> [REQUEST] The entries are to be returned exactly, with images left out.

> [MATERIAL FOR THIS TASK]
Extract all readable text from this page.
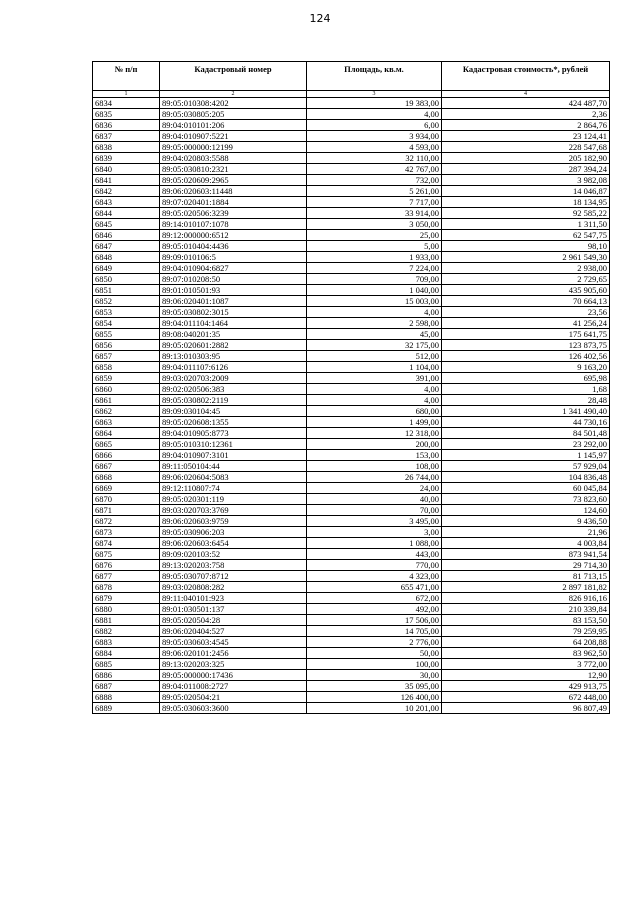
124
№ п/п	Кадастровый номер	Площадь, кв.м.	Кадастровая стоимость*, рублей
1	2	3	4
6834	89:05:010308:4202	19 383,00	424 487,70
6835	89:05:030805:205	4,00	2,36
6836	89:04:010101:206	6,00	2 864,76
6837	89:04:010907:5221	3 934,00	23 124,41
6838	89:05:000000:12199	4 593,00	228 547,68
6839	89:04:020803:5588	32 110,00	205 182,90
6840	89:05:030810:2321	42 767,00	287 394,24
6841	89:05:020609:2965	732,00	3 982,08
6842	89:06:020603:11448	5 261,00	14 046,87
6843	89:07:020401:1884	7 717,00	18 134,95
6844	89:05:020506:3239	33 914,00	92 585,22
6845	89:14:010107:1078	3 050,00	1 311,50
6846	89:12:000000:6512	25,00	62 547,75
6847	89:05:010404:4436	5,00	98,10
6848	89:09:010106:5	1 933,00	2 961 549,30
6849	89:04:010904:6827	7 224,00	2 938,00
6850	89:07:010208:50	709,00	2 729,65
6851	89:01:010501:93	1 040,00	435 905,60
6852	89:06:020401:1087	15 003,00	70 664,13
6853	89:05:030802:3015	4,00	23,56
6854	89:04:011104:1464	2 598,00	41 256,24
6855	89:08:040201:35	45,00	175 641,75
6856	89:05:020601:2882	32 175,00	123 873,75
6857	89:13:010303:95	512,00	126 402,56
6858	89:04:011107:6126	1 104,00	9 163,20
6859	89:03:020703:2009	391,00	695,98
6860	89:02:020506:383	4,00	1,68
6861	89:05:030802:2119	4,00	28,48
6862	89:09:030104:45	680,00	1 341 490,40
6863	89:05:020608:1355	1 499,00	44 730,16
6864	89:04:010905:8773	12 318,00	84 501,48
6865	89:05:010310:12361	200,00	23 292,00
6866	89:04:010907:3101	153,00	1 145,97
6867	89:11:050104:44	108,00	57 929,04
6868	89:06:020604:5083	26 744,00	104 836,48
6869	89:12:110807:74	24,00	60 045,84
6870	89:05:020301:119	40,00	73 823,60
6871	89:03:020703:3769	70,00	124,60
6872	89:06:020603:9759	3 495,00	9 436,50
6873	89:05:030906:203	3,00	21,96
6874	89:06:020603:6454	1 088,00	4 003,84
6875	89:09:020103:52	443,00	873 941,54
6876	89:13:020203:758	770,00	29 714,30
6877	89:05:030707:8712	4 323,00	81 713,15
6878	89:03:020808:282	655 471,00	2 897 181,82
6879	89:11:040101:923	672,00	826 916,16
6880	89:01:030501:137	492,00	210 339,84
6881	89:05:020504:28	17 506,00	83 153,50
6882	89:06:020404:527	14 705,00	79 259,95
6883	89:05:030603:4545	2 776,00	64 208,88
6884	89:06:020101:2456	50,00	83 962,50
6885	89:13:020203:325	100,00	3 772,00
6886	89:05:000000:17436	30,00	12,90
6887	89:04:011008:2727	35 095,00	429 913,75
6888	89:05:020504:21	126 400,00	672 448,00
6889	89:05:030603:3600	10 201,00	96 807,49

> [REPLY]
Extract all readable text from this page.
124
№ п/п	Кадастровый номер	Площадь, кв.м.	Кадастровая стоимость*, рублей
1	2	3	4
6834	89:05:010308:4202	19 383,00	424 487,70
6835	89:05:030805:205	4,00	2,36
6836	89:04:010101:206	6,00	2 864,76
6837	89:04:010907:5221	3 934,00	23 124,41
6838	89:05:000000:12199	4 593,00	228 547,68
6839	89:04:020803:5588	32 110,00	205 182,90
6840	89:05:030810:2321	42 767,00	287 394,24
6841	89:05:020609:2965	732,00	3 982,08
6842	89:06:020603:11448	5 261,00	14 046,87
6843	89:07:020401:1884	7 717,00	18 134,95
6844	89:05:020506:3239	33 914,00	92 585,22
6845	89:14:010107:1078	3 050,00	1 311,50
6846	89:12:000000:6512	25,00	62 547,75
6847	89:05:010404:4436	5,00	98,10
6848	89:09:010106:5	1 933,00	2 961 549,30
6849	89:04:010904:6827	7 224,00	2 938,00
6850	89:07:010208:50	709,00	2 729,65
6851	89:01:010501:93	1 040,00	435 905,60
6852	89:06:020401:1087	15 003,00	70 664,13
6853	89:05:030802:3015	4,00	23,56
6854	89:04:011104:1464	2 598,00	41 256,24
6855	89:08:040201:35	45,00	175 641,75
6856	89:05:020601:2882	32 175,00	123 873,75
6857	89:13:010303:95	512,00	126 402,56
6858	89:04:011107:6126	1 104,00	9 163,20
6859	89:03:020703:2009	391,00	695,98
6860	89:02:020506:383	4,00	1,68
6861	89:05:030802:2119	4,00	28,48
6862	89:09:030104:45	680,00	1 341 490,40
6863	89:05:020608:1355	1 499,00	44 730,16
6864	89:04:010905:8773	12 318,00	84 501,48
6865	89:05:010310:12361	200,00	23 292,00
6866	89:04:010907:3101	153,00	1 145,97
6867	89:11:050104:44	108,00	57 929,04
6868	89:06:020604:5083	26 744,00	104 836,48
6869	89:12:110807:74	24,00	60 045,84
6870	89:05:020301:119	40,00	73 823,60
6871	89:03:020703:3769	70,00	124,60
6872	89:06:020603:9759	3 495,00	9 436,50
6873	89:05:030906:203	3,00	21,96
6874	89:06:020603:6454	1 088,00	4 003,84
6875	89:09:020103:52	443,00	873 941,54
6876	89:13:020203:758	770,00	29 714,30
6877	89:05:030707:8712	4 323,00	81 713,15
6878	89:03:020808:282	655 471,00	2 897 181,82
6879	89:11:040101:923	672,00	826 916,16
6880	89:01:030501:137	492,00	210 339,84
6881	89:05:020504:28	17 506,00	83 153,50
6882	89:06:020404:527	14 705,00	79 259,95
6883	89:05:030603:4545	2 776,00	64 208,88
6884	89:06:020101:2456	50,00	83 962,50
6885	89:13:020203:325	100,00	3 772,00
6886	89:05:000000:17436	30,00	12,90
6887	89:04:011008:2727	35 095,00	429 913,75
6888	89:05:020504:21	126 400,00	672 448,00
6889	89:05:030603:3600	10 201,00	96 807,49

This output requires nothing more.